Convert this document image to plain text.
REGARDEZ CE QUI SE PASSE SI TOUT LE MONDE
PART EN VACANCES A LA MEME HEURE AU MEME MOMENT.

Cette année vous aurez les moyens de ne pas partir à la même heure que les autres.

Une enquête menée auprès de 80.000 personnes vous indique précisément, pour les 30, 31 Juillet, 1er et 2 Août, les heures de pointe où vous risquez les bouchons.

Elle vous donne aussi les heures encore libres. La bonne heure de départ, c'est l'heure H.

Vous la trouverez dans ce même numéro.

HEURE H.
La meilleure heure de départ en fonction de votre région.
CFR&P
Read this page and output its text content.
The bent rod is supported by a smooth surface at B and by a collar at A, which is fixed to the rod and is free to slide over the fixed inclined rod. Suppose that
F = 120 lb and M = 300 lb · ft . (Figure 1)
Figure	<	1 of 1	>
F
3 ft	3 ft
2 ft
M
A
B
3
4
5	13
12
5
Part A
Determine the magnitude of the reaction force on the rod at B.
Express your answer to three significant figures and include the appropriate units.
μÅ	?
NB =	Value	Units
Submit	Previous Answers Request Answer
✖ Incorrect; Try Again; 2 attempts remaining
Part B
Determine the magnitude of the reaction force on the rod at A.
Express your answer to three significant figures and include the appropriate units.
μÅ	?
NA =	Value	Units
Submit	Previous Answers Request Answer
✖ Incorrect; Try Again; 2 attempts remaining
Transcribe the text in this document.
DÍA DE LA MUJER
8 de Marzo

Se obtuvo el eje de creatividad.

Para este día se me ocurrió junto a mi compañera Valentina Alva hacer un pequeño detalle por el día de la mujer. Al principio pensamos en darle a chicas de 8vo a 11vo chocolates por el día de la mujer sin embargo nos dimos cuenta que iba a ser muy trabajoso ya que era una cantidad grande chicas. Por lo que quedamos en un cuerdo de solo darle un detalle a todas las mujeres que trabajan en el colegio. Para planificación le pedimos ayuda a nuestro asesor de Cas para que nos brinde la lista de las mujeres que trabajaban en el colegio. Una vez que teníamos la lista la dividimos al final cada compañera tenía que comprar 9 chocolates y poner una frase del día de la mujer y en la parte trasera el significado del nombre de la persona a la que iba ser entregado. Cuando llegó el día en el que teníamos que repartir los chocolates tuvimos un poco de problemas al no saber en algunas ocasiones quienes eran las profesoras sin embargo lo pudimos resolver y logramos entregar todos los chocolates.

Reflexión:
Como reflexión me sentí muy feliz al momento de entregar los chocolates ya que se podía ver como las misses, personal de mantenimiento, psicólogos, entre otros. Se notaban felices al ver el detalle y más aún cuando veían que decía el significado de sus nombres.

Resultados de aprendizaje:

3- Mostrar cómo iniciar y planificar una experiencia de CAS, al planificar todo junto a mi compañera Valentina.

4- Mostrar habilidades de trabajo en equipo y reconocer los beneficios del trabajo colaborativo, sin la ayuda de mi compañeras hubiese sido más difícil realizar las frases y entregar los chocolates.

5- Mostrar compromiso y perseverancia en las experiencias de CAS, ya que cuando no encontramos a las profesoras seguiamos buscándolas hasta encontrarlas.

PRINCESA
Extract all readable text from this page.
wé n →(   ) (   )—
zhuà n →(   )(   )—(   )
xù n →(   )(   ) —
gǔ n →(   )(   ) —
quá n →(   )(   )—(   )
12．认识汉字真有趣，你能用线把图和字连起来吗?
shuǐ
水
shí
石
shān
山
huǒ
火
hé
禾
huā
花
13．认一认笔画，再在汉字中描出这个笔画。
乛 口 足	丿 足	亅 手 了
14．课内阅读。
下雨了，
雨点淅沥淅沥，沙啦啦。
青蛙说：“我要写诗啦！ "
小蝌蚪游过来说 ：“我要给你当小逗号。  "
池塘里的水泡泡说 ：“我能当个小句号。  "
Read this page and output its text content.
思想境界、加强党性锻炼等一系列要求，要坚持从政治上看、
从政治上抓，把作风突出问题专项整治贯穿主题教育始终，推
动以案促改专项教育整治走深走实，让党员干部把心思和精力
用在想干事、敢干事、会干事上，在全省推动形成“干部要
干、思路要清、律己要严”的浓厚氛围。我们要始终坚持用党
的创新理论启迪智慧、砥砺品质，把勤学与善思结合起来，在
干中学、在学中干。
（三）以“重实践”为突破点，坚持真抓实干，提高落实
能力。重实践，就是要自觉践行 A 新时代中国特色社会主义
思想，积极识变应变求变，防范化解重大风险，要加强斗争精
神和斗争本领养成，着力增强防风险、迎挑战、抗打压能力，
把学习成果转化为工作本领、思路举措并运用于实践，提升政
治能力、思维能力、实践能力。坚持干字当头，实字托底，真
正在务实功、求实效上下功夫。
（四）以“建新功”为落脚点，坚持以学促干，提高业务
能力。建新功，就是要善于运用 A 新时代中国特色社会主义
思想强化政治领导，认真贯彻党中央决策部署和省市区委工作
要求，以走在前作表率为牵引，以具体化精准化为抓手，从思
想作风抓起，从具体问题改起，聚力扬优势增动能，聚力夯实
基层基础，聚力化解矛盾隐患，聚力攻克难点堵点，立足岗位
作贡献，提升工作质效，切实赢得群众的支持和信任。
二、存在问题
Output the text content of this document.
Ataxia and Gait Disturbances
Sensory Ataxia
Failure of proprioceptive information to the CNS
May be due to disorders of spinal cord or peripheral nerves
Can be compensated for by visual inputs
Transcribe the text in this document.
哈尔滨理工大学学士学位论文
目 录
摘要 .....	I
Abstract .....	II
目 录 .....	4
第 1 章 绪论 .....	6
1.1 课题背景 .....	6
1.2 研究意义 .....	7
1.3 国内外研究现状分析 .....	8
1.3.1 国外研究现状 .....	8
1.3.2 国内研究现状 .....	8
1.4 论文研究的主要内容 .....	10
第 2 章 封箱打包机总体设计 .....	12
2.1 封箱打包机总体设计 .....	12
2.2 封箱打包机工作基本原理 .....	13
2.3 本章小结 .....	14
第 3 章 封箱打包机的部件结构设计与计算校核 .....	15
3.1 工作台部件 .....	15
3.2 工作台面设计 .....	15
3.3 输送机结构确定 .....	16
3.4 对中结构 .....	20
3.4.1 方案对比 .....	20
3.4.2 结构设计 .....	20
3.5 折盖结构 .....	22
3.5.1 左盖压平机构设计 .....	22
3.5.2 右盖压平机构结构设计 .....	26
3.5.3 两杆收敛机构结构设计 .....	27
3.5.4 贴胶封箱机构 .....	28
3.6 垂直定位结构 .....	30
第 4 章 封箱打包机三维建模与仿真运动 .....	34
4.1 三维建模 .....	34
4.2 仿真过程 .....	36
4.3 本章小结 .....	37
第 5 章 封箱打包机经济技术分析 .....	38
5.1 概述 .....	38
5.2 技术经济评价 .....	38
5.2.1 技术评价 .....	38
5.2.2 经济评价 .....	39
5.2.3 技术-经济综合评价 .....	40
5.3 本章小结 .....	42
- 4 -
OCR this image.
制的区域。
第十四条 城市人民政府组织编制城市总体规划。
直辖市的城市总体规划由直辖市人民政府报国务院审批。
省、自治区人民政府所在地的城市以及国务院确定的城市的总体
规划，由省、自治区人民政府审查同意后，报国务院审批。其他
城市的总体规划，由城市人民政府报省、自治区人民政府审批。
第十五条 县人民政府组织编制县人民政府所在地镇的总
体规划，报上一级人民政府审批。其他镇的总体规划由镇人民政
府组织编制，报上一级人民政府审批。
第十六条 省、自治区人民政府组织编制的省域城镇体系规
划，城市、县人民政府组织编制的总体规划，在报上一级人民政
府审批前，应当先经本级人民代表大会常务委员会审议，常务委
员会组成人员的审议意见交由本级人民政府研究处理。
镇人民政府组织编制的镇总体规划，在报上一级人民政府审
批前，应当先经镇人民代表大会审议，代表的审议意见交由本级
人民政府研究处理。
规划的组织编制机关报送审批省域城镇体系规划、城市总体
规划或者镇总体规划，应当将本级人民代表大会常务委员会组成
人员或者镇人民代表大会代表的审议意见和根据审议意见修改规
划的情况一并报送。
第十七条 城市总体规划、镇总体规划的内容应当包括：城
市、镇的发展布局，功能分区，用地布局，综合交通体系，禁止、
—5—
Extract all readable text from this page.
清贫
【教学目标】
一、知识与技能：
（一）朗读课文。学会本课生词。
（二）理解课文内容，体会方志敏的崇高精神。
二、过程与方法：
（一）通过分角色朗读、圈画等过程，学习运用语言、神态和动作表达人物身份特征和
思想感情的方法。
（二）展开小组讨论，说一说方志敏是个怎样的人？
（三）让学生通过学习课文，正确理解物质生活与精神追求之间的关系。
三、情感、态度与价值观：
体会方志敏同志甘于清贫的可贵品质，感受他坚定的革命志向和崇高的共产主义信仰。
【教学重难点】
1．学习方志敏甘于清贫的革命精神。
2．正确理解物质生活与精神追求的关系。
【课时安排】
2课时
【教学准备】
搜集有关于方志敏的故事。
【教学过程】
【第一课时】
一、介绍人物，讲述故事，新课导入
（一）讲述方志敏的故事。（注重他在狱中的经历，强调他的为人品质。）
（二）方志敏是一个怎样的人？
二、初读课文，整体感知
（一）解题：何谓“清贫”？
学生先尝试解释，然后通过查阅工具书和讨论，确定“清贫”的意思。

_ _ _ _ _

→ OBJECTIVE
Reproduce each line of the material containing the word "départ".

→ WRITTEN RESPONSE
Elle vous donne aussi les heures encore libres. La bonne heure de départ, c'est l'heure H.
La meilleure heure de départ en fonction de votre région.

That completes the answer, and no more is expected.